Exercise description: Gather up every line that includes the string "value".

(Stored data)
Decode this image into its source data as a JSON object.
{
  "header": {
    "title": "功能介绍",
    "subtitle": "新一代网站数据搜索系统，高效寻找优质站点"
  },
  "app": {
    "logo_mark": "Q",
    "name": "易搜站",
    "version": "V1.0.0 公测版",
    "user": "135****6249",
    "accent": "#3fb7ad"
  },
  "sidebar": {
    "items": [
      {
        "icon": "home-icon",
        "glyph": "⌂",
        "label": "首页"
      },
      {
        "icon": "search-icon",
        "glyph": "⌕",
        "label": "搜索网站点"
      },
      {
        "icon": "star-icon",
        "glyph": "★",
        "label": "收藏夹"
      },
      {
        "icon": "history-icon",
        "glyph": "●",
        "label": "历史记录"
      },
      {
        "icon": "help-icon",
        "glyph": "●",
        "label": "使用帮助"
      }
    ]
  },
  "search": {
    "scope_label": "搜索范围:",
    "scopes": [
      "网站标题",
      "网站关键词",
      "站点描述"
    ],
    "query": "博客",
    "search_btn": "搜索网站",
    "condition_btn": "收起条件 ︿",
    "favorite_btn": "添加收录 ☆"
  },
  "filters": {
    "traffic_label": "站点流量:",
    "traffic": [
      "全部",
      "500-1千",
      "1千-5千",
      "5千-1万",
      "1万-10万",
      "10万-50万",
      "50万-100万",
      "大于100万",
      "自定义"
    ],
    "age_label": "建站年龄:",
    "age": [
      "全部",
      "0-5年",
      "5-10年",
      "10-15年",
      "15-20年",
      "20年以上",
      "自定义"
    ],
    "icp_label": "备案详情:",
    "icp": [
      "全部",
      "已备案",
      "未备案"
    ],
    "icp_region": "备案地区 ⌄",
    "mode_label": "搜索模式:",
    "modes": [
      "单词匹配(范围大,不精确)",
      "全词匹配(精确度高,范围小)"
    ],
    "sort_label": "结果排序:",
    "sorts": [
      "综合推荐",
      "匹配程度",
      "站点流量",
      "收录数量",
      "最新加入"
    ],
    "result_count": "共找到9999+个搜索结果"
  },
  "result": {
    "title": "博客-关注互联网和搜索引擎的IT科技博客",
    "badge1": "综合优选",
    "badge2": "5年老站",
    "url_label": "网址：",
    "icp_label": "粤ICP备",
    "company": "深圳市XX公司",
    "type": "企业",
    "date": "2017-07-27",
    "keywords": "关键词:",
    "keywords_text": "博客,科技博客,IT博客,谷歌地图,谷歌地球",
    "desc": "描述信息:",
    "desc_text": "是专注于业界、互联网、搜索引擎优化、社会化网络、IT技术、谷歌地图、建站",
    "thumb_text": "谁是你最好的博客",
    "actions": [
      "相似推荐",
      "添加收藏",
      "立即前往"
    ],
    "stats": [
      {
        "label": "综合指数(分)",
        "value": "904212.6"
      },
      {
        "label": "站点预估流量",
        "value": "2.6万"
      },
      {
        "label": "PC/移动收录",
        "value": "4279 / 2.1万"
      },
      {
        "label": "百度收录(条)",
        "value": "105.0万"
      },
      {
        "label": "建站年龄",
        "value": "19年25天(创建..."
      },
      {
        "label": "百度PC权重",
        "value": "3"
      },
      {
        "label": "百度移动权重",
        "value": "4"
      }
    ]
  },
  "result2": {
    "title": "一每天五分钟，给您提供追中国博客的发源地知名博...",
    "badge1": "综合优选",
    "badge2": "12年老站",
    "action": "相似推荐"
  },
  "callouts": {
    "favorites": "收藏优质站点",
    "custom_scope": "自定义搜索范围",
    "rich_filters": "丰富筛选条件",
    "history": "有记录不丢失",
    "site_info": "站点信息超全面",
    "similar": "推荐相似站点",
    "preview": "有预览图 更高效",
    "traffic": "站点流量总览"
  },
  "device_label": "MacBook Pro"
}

Exercise result:
        "value": "904212.6"
        "value": "2.6万"
        "value": "4279 / 2.1万"
        "value": "105.0万"
        "value": "19年25天(创建..."
        "value": "3"
        "value": "4"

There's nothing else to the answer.